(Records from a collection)

■ ■ ■

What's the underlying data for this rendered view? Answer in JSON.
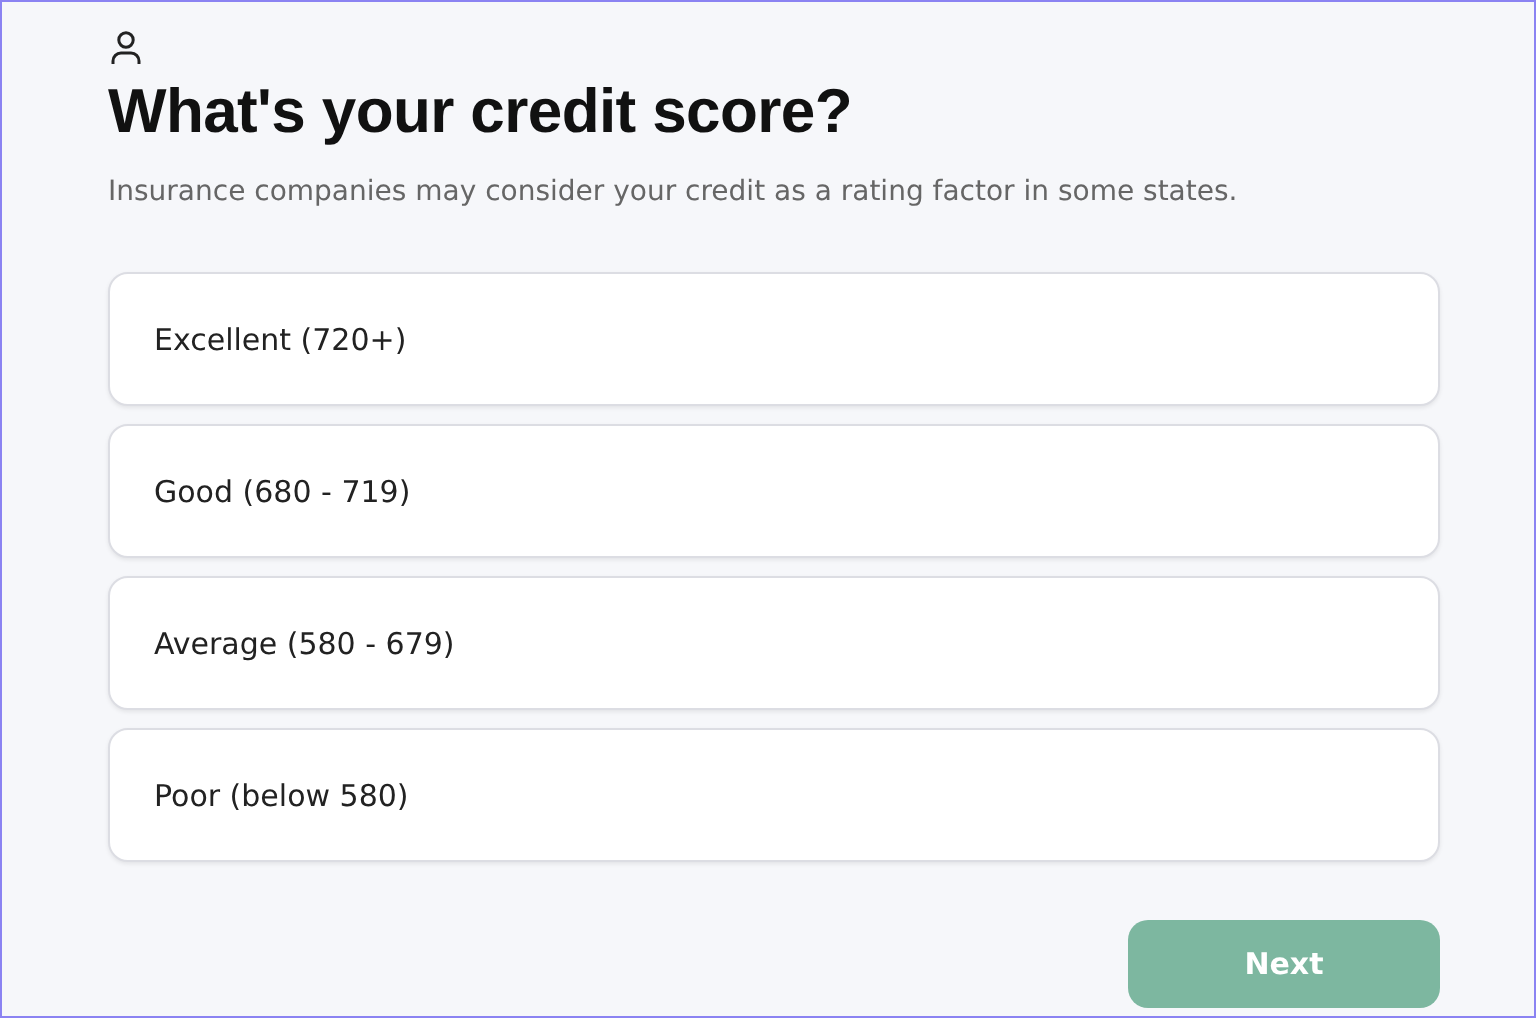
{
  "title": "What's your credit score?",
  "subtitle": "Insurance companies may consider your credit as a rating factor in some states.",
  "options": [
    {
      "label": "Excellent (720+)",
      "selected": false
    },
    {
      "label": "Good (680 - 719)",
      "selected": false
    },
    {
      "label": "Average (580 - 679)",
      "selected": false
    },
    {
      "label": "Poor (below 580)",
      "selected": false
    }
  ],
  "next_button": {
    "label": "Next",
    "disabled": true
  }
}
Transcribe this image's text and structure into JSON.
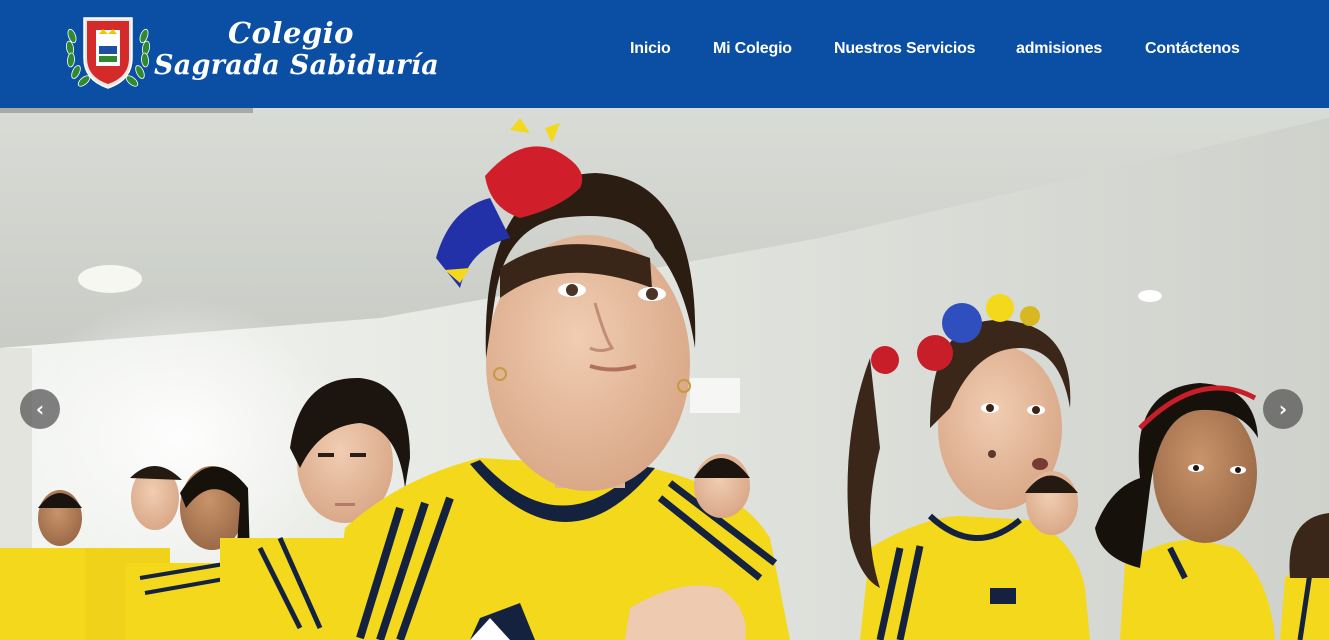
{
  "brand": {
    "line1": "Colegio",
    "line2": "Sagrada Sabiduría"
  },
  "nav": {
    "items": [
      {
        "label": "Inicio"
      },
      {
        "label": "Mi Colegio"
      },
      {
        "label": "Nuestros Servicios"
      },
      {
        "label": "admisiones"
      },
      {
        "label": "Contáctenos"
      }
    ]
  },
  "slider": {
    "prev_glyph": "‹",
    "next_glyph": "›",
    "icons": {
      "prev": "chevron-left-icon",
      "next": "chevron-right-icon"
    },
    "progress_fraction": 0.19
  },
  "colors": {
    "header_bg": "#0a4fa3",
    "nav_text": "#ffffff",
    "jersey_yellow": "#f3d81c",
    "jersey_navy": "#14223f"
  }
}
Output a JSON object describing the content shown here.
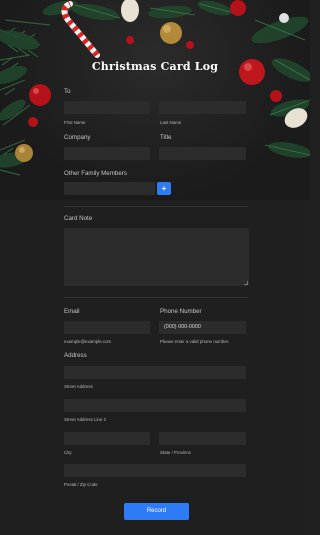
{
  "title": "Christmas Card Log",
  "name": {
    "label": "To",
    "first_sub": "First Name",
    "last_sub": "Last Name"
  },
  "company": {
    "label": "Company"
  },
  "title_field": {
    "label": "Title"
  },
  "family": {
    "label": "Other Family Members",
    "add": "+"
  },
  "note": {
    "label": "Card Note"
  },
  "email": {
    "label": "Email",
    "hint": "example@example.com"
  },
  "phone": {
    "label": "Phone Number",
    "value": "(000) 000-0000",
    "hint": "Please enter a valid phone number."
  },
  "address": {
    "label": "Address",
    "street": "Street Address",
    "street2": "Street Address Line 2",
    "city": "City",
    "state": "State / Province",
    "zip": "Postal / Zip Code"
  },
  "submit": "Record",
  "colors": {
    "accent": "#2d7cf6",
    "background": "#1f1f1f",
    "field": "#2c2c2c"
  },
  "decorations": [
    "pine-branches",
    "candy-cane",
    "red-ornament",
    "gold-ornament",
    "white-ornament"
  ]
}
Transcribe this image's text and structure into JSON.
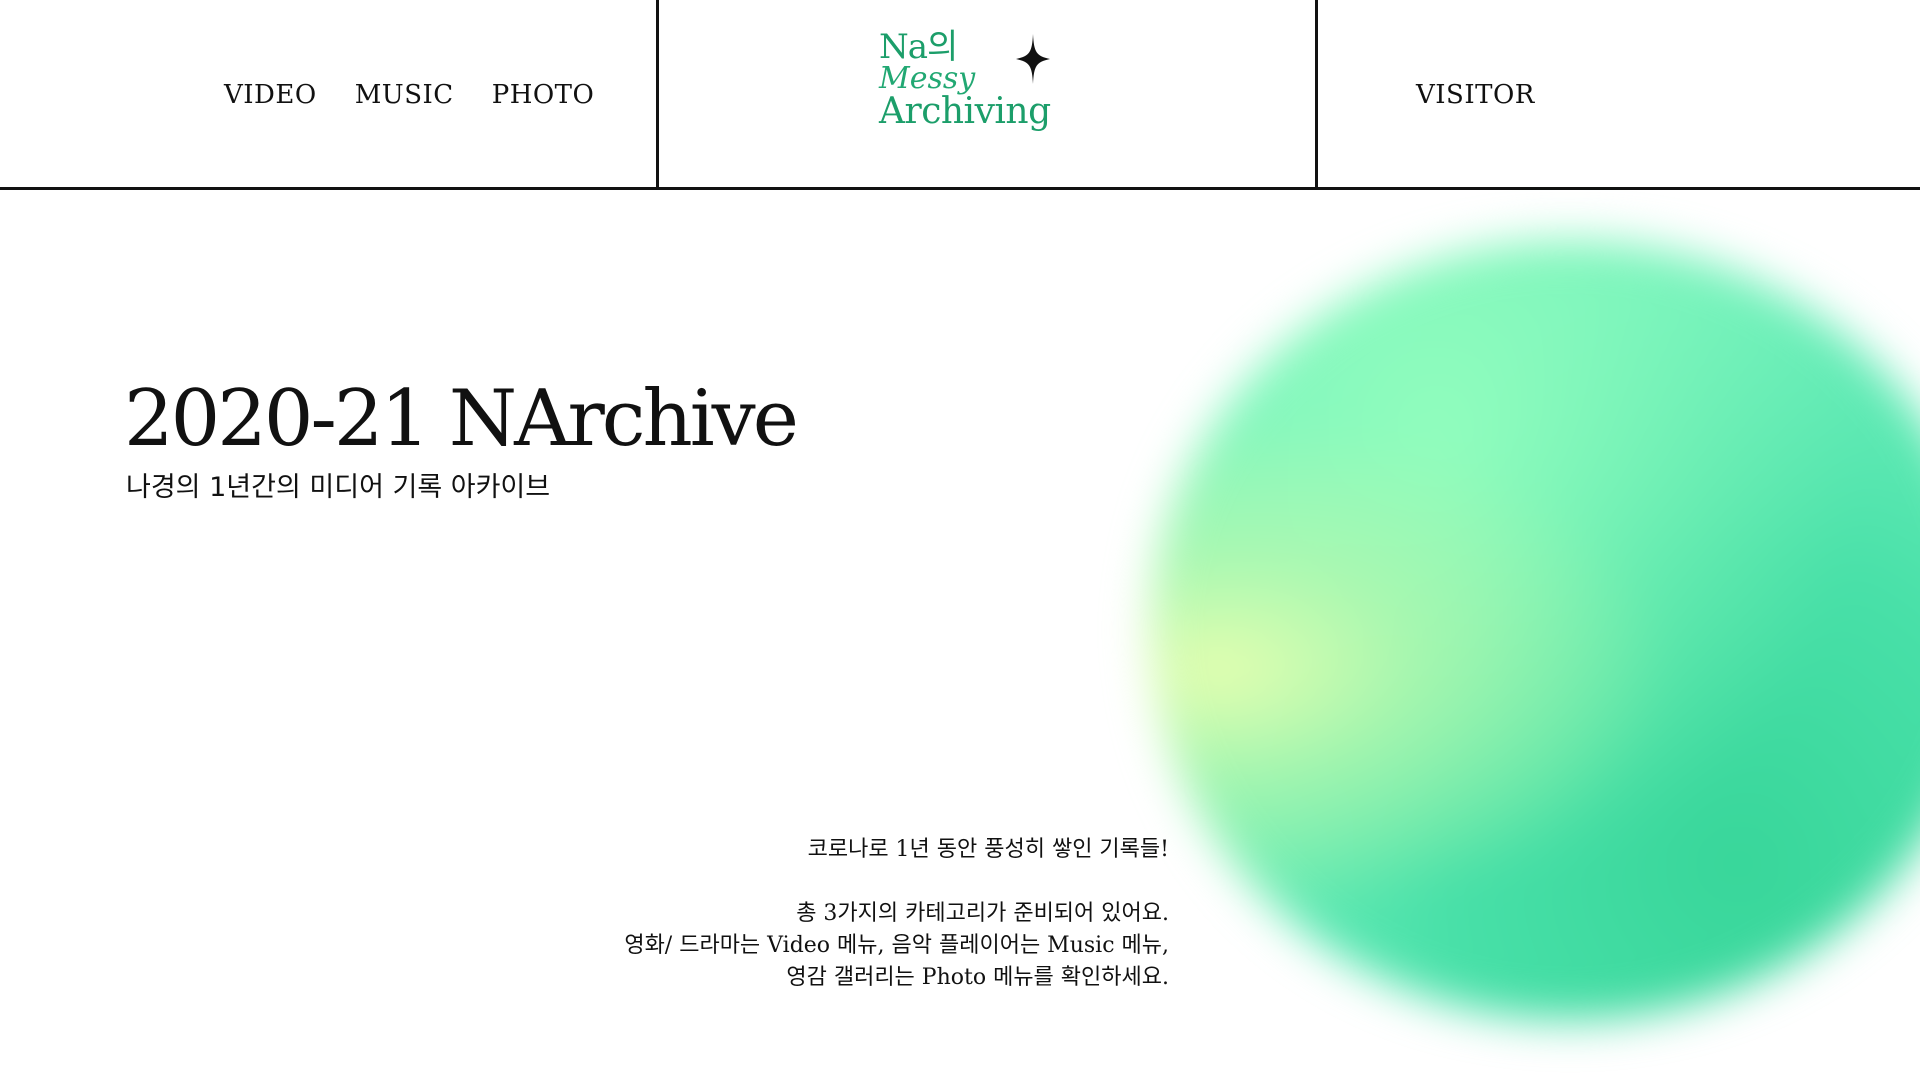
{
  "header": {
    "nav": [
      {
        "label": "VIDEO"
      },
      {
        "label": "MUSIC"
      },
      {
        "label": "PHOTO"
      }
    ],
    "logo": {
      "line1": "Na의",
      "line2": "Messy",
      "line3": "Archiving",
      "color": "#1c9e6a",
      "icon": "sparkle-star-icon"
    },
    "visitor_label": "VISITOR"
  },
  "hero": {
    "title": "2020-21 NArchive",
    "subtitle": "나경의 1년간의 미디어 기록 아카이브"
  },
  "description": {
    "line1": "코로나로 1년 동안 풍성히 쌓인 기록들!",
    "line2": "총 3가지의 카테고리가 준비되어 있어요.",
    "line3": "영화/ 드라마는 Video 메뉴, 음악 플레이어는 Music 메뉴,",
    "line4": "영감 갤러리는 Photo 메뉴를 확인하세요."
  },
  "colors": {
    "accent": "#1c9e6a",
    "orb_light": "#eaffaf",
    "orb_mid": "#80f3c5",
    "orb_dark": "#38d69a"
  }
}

■ ■ ■

Go through the listing above and return every line where the word "credit" occurs.

  "title": "What's your credit score?",
  "subtitle": "Insurance companies may consider your credit as a rating factor in some states.",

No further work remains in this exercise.